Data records
——
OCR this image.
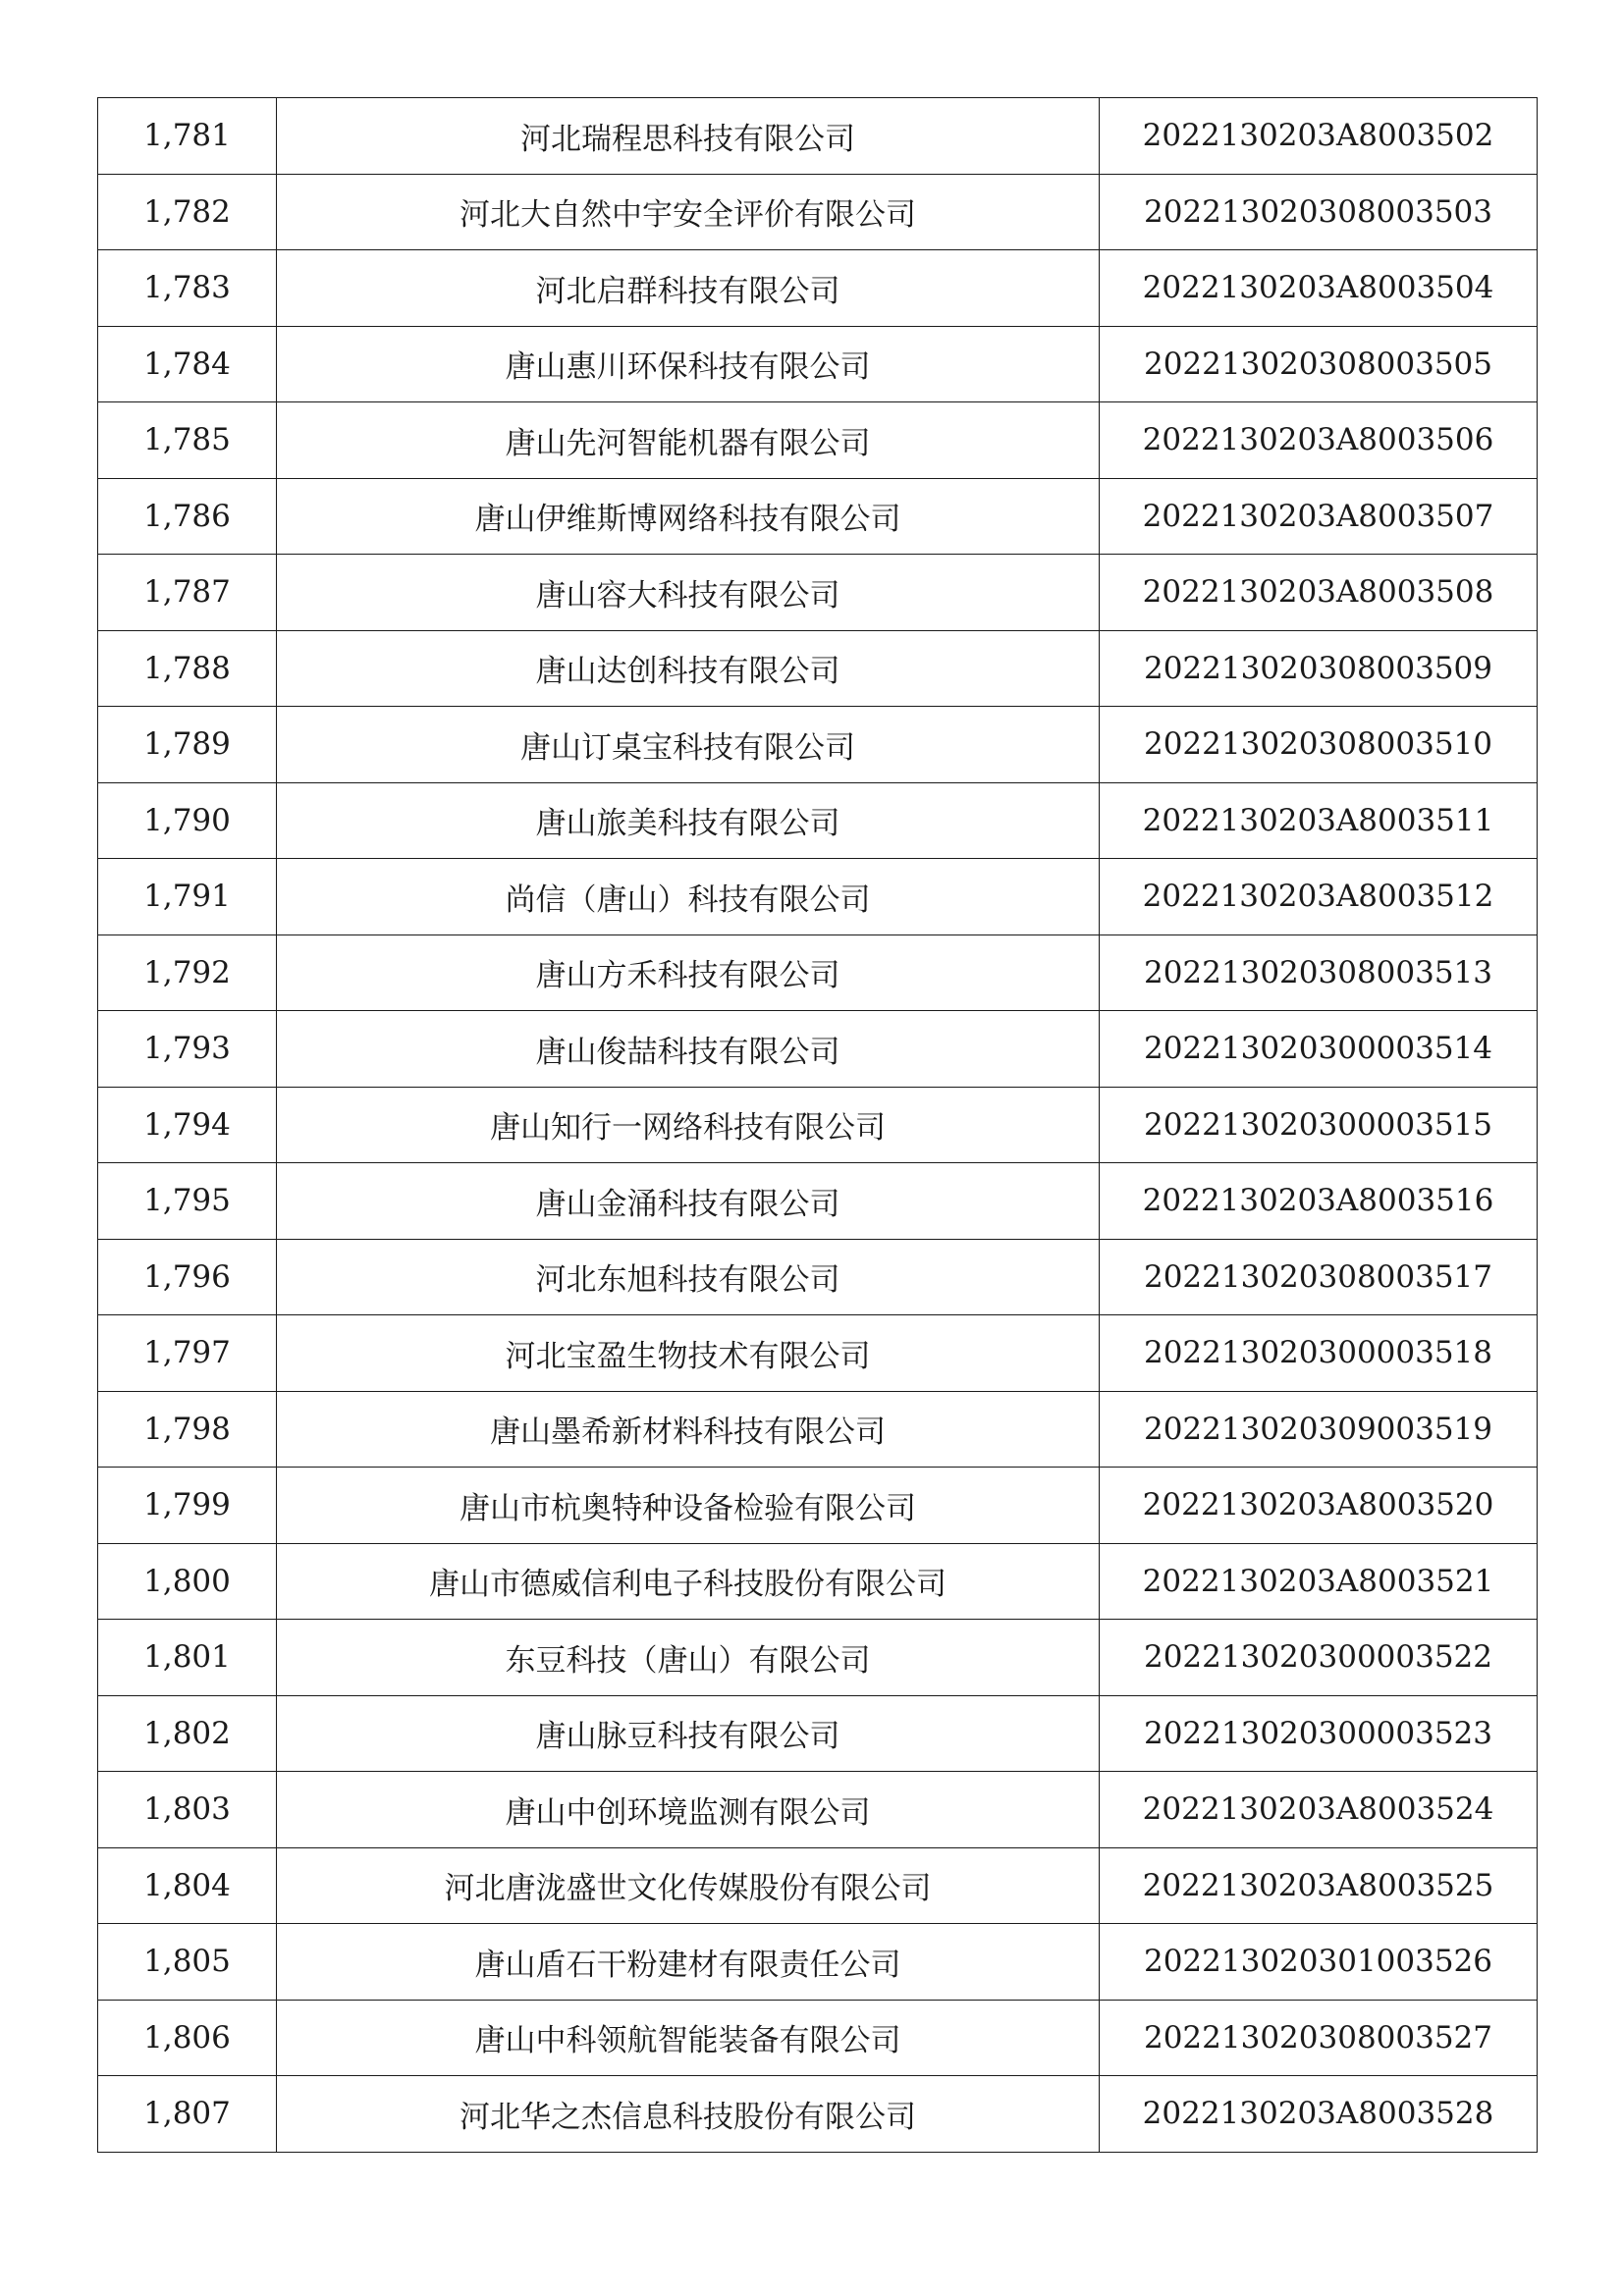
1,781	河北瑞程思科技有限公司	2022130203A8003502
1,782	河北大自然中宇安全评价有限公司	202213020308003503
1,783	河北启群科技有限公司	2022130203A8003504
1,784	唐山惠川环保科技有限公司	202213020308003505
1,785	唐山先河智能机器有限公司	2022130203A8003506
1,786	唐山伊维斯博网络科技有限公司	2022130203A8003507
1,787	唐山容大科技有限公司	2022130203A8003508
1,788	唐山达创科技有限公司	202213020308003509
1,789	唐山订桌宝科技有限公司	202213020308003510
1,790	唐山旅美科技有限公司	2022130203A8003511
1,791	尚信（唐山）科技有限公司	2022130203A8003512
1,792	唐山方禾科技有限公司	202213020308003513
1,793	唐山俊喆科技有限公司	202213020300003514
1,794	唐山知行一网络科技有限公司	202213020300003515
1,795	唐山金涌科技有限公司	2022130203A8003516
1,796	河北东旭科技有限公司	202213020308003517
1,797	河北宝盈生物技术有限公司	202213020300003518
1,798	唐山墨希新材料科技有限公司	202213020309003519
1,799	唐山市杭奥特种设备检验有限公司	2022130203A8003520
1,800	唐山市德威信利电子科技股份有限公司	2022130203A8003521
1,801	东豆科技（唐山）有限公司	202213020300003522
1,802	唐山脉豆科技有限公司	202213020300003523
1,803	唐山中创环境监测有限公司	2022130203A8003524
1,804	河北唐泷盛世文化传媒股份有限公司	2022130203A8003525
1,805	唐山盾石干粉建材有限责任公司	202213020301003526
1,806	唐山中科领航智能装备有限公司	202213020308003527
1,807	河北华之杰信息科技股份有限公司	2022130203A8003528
——
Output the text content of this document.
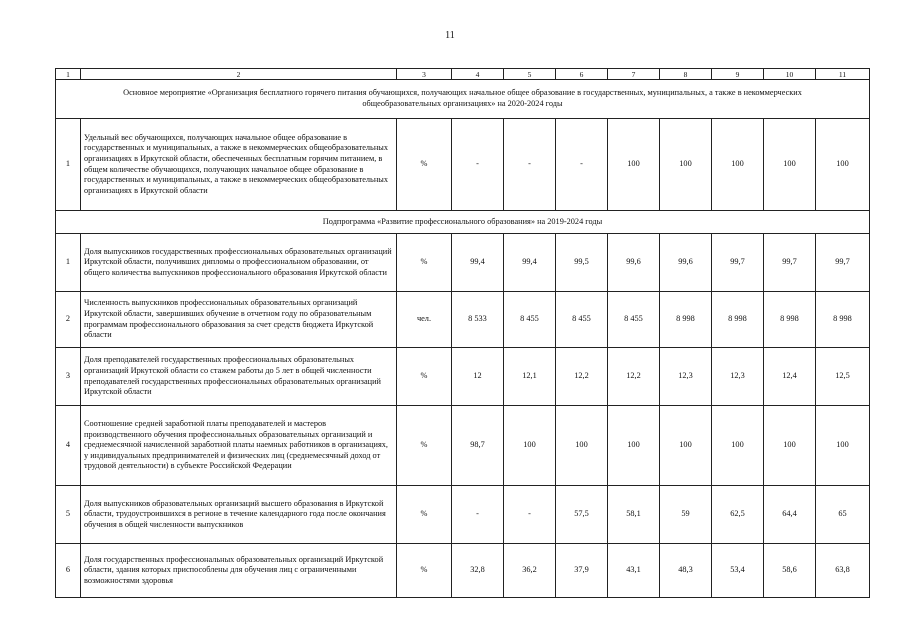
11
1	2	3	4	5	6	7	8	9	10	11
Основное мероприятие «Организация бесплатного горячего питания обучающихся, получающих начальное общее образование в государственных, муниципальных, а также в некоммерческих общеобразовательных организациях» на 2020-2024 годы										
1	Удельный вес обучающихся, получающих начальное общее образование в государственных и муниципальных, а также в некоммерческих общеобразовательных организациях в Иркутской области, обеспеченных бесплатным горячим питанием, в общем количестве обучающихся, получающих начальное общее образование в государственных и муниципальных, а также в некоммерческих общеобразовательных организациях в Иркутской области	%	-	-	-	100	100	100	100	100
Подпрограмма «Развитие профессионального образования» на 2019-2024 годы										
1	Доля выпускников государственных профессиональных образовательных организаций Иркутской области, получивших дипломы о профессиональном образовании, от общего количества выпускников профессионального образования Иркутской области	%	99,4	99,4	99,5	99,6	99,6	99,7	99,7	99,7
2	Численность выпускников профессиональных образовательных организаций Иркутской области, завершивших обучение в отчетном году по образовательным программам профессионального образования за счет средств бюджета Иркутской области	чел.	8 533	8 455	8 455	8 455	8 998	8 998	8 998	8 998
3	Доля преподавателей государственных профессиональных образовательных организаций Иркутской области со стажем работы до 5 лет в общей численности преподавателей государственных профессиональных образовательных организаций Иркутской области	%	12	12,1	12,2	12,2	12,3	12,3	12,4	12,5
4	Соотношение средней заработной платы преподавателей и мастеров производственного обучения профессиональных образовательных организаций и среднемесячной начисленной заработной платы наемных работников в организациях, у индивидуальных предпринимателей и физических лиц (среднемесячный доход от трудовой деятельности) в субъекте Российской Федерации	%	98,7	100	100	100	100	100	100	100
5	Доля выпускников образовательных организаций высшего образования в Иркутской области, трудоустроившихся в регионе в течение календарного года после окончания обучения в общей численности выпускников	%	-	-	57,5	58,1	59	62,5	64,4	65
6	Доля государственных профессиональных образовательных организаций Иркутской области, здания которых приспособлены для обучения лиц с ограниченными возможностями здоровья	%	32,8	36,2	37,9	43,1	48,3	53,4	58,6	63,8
——
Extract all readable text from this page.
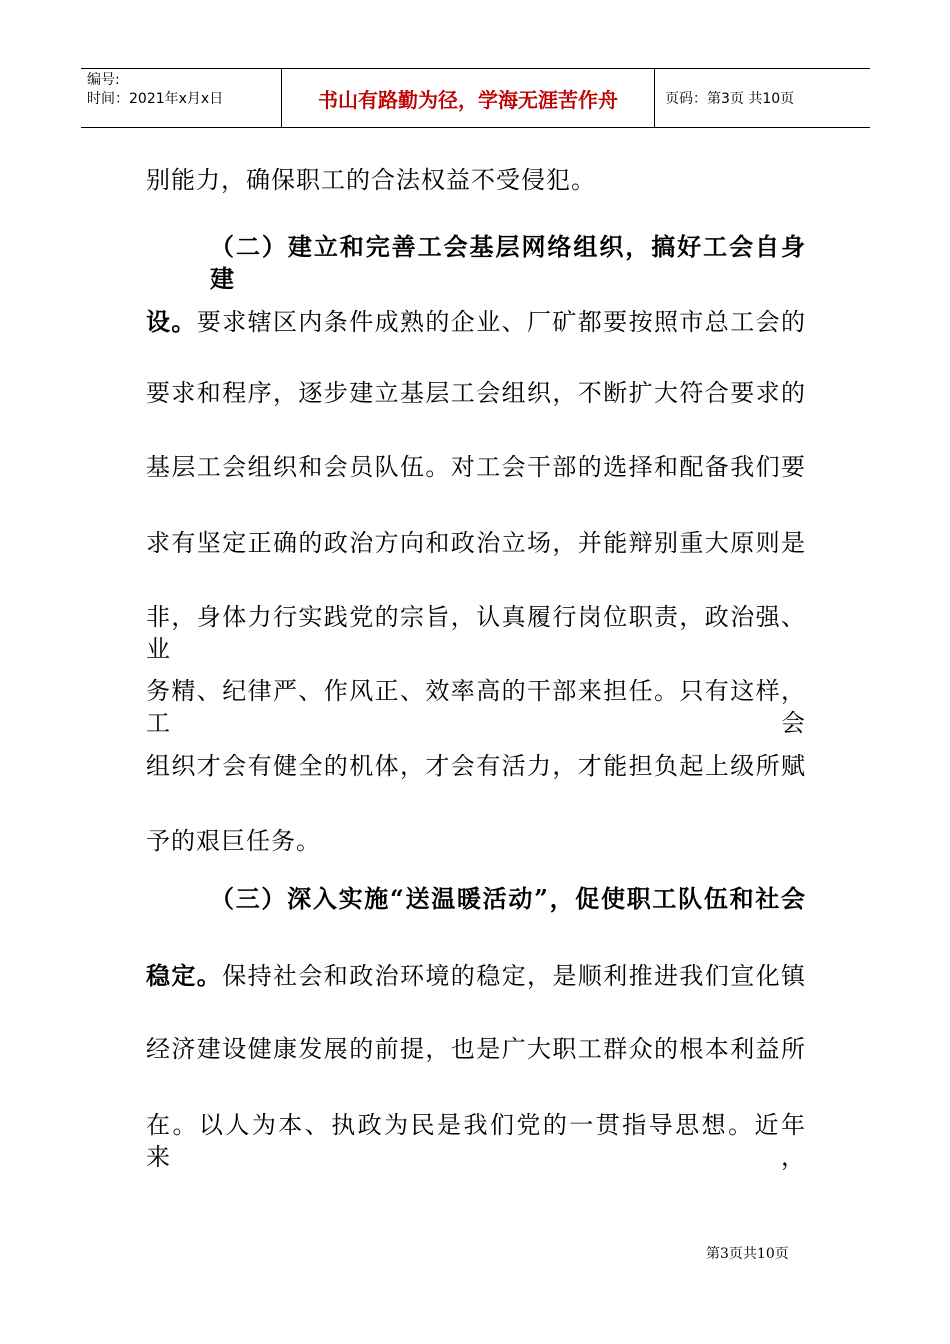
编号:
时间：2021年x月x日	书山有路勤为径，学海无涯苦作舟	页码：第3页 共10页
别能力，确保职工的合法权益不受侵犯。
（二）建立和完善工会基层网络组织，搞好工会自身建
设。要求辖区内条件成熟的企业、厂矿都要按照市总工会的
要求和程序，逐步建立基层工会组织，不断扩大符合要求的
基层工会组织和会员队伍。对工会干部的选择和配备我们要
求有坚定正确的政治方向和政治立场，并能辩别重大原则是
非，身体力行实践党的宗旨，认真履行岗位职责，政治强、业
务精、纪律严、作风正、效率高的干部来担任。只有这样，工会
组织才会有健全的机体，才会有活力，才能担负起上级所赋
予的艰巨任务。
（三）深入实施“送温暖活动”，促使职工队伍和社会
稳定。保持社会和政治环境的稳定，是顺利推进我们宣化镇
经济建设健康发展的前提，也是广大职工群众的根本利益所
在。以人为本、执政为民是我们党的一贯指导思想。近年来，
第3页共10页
——
• _Required work_: Count up every line above that has the word "общей" in it; answer with the number alone.

• _The answer_: 2